# WRITTEN PROBLEM:
Find each line containing the string "Health" and return it.

--- AVAILABLE DATA ---

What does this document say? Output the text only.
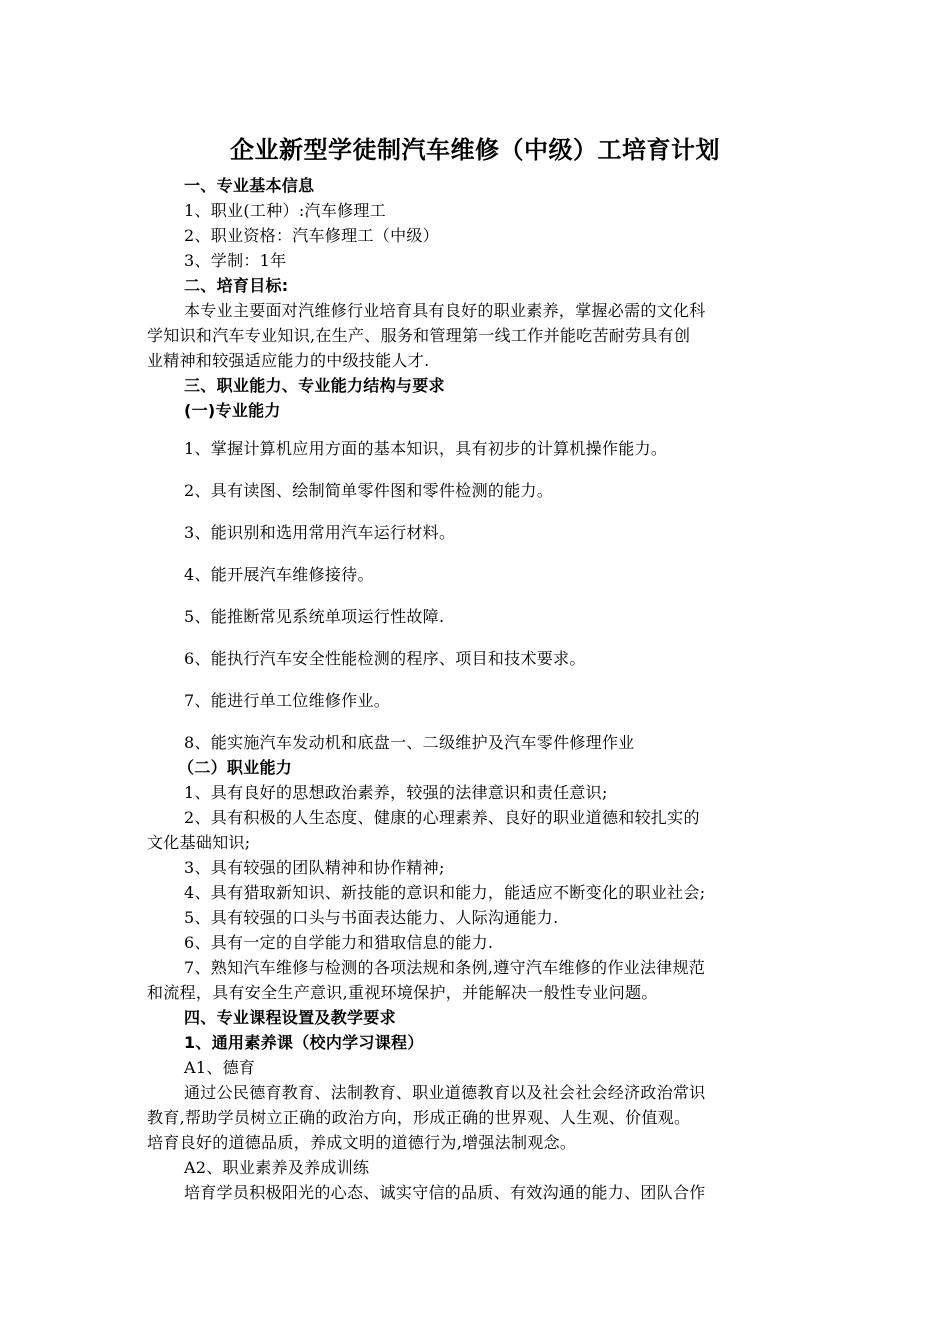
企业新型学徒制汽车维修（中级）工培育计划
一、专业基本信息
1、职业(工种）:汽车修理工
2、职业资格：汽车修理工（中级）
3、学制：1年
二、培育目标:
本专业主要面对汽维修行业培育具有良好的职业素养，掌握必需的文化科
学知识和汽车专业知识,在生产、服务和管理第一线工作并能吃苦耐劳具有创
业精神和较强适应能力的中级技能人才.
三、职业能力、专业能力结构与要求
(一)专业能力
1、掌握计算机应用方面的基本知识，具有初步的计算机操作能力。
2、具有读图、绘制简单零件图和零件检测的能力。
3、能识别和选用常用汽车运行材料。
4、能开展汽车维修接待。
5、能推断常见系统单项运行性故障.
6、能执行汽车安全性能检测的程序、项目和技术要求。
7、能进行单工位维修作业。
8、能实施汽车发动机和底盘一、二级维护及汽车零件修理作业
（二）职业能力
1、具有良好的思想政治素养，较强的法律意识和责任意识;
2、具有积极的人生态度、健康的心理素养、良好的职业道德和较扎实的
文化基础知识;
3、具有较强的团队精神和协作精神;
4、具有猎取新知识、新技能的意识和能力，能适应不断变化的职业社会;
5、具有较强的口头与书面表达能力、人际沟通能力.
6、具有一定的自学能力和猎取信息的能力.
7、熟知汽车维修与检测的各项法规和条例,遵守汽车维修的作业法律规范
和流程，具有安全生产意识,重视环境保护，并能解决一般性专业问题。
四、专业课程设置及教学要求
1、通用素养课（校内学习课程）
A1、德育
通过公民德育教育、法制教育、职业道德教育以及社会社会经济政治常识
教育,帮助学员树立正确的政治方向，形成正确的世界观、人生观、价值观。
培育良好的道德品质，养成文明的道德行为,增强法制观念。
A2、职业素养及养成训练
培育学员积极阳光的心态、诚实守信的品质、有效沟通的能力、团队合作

---
--- AVAILABLE DATA ---

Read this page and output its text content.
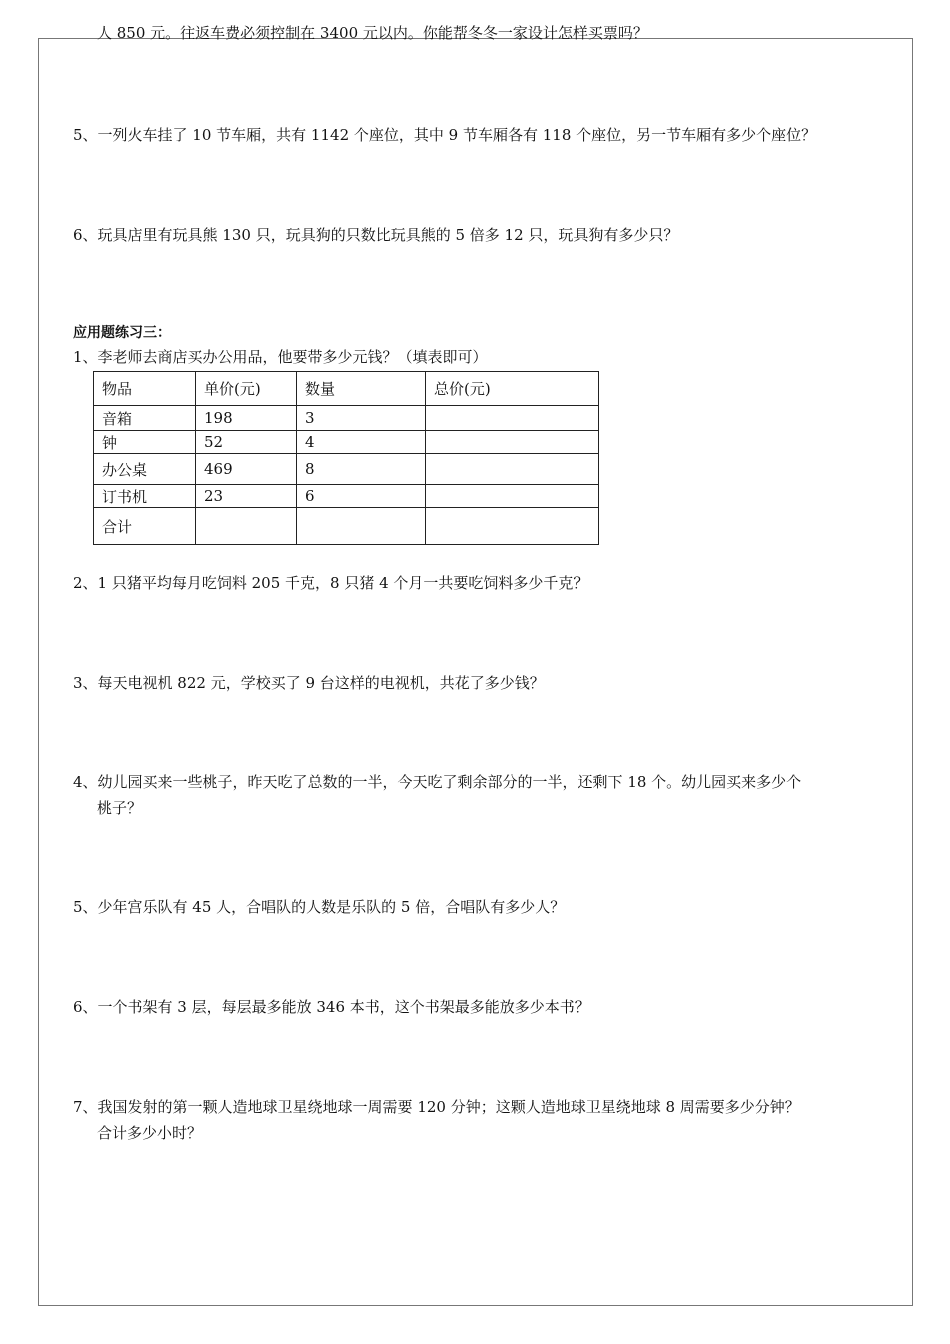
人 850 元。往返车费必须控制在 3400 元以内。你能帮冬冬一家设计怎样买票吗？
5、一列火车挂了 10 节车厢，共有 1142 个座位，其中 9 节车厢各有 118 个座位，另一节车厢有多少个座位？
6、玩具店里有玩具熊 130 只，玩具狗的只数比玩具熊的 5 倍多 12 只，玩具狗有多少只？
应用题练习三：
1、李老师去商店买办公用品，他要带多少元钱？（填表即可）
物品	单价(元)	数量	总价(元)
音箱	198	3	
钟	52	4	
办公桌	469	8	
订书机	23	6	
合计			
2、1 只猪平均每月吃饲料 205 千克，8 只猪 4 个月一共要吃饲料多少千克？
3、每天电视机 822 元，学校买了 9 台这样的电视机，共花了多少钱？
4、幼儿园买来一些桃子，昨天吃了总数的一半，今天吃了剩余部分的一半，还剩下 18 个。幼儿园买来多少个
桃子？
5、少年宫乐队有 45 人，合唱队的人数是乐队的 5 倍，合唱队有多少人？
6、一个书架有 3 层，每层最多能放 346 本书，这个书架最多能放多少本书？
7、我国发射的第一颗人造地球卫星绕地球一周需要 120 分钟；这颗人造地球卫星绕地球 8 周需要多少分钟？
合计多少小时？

---
--- AVAILABLE DATA ---

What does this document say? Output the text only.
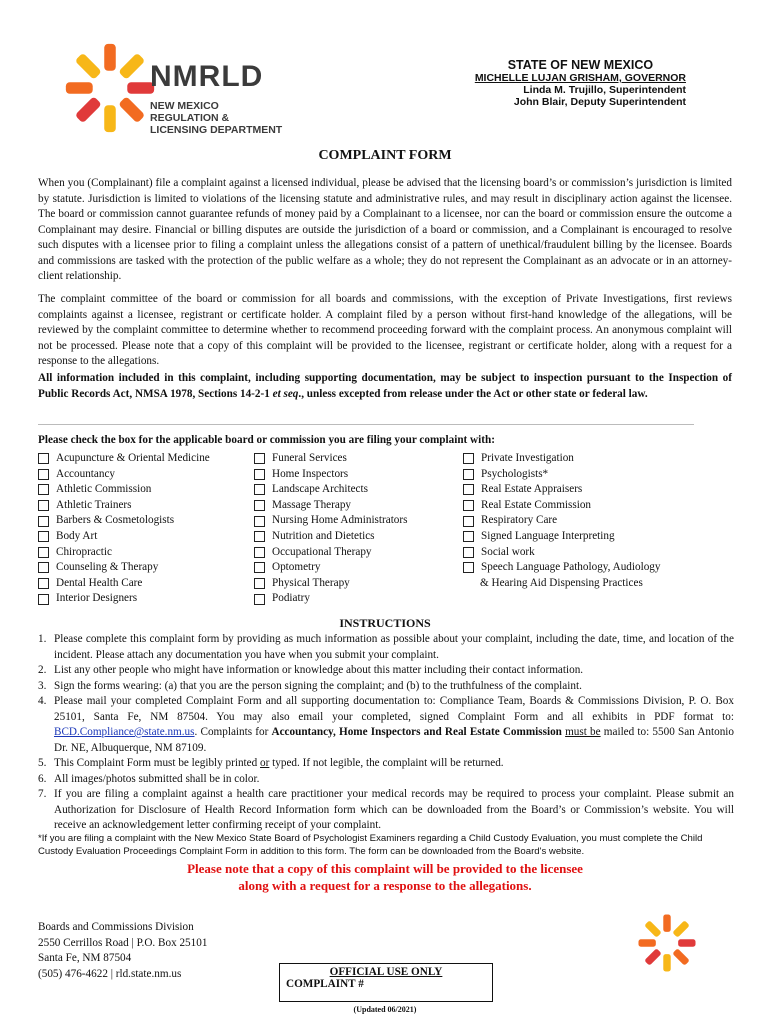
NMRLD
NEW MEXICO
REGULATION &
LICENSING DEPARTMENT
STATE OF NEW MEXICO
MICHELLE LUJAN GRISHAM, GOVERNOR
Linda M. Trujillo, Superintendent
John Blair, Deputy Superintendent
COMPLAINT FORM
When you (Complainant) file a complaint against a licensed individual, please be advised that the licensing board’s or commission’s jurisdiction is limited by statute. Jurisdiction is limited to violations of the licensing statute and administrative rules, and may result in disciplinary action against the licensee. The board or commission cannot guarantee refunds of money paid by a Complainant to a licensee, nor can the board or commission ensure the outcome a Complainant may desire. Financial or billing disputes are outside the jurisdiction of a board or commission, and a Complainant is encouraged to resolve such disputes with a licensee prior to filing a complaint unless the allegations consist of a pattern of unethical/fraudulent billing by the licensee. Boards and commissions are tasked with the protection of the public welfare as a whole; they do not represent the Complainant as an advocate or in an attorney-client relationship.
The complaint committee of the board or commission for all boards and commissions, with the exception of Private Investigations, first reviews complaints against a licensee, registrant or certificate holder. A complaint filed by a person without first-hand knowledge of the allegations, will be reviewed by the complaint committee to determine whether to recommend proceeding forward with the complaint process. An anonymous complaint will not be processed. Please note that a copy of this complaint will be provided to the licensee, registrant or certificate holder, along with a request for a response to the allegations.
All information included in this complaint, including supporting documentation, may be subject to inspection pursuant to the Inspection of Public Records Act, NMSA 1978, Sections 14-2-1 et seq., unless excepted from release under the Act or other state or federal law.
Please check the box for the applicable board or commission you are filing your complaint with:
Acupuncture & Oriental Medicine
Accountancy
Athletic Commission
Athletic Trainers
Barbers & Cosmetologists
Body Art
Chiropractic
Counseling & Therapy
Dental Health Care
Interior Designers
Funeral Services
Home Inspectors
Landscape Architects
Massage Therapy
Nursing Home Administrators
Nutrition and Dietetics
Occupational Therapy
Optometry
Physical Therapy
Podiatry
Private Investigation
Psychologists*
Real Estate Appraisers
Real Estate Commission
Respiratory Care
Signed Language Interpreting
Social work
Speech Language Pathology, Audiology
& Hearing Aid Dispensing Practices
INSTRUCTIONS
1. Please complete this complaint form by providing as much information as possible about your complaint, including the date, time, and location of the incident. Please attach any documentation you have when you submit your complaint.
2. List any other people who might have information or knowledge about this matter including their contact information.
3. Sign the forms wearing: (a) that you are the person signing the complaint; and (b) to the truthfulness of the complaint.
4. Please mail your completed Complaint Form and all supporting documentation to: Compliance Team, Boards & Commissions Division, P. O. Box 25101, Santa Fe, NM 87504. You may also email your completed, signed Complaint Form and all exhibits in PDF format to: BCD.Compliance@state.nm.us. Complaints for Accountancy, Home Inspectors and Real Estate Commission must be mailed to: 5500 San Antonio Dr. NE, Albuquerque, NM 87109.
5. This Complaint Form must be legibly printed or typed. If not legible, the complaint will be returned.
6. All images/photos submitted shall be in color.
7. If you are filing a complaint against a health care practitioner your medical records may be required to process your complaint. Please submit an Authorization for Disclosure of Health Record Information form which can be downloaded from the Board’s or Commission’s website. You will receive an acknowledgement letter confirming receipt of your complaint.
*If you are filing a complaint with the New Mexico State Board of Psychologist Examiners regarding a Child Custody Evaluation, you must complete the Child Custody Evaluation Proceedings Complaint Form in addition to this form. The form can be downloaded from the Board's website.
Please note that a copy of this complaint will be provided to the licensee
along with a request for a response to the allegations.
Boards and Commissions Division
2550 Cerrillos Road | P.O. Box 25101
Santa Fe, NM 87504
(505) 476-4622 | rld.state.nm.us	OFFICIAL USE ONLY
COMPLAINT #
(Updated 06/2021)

---

# THE REPLY:
Dental Health Care
7. If you are filing a complaint against a health care practitioner your medical records may be required to process your complaint. Please submit an Authorization for Disclosure of Health Record Information form which can be downloaded from the Board’s or Commission’s website. You will receive an acknowledgement letter confirming receipt of your complaint.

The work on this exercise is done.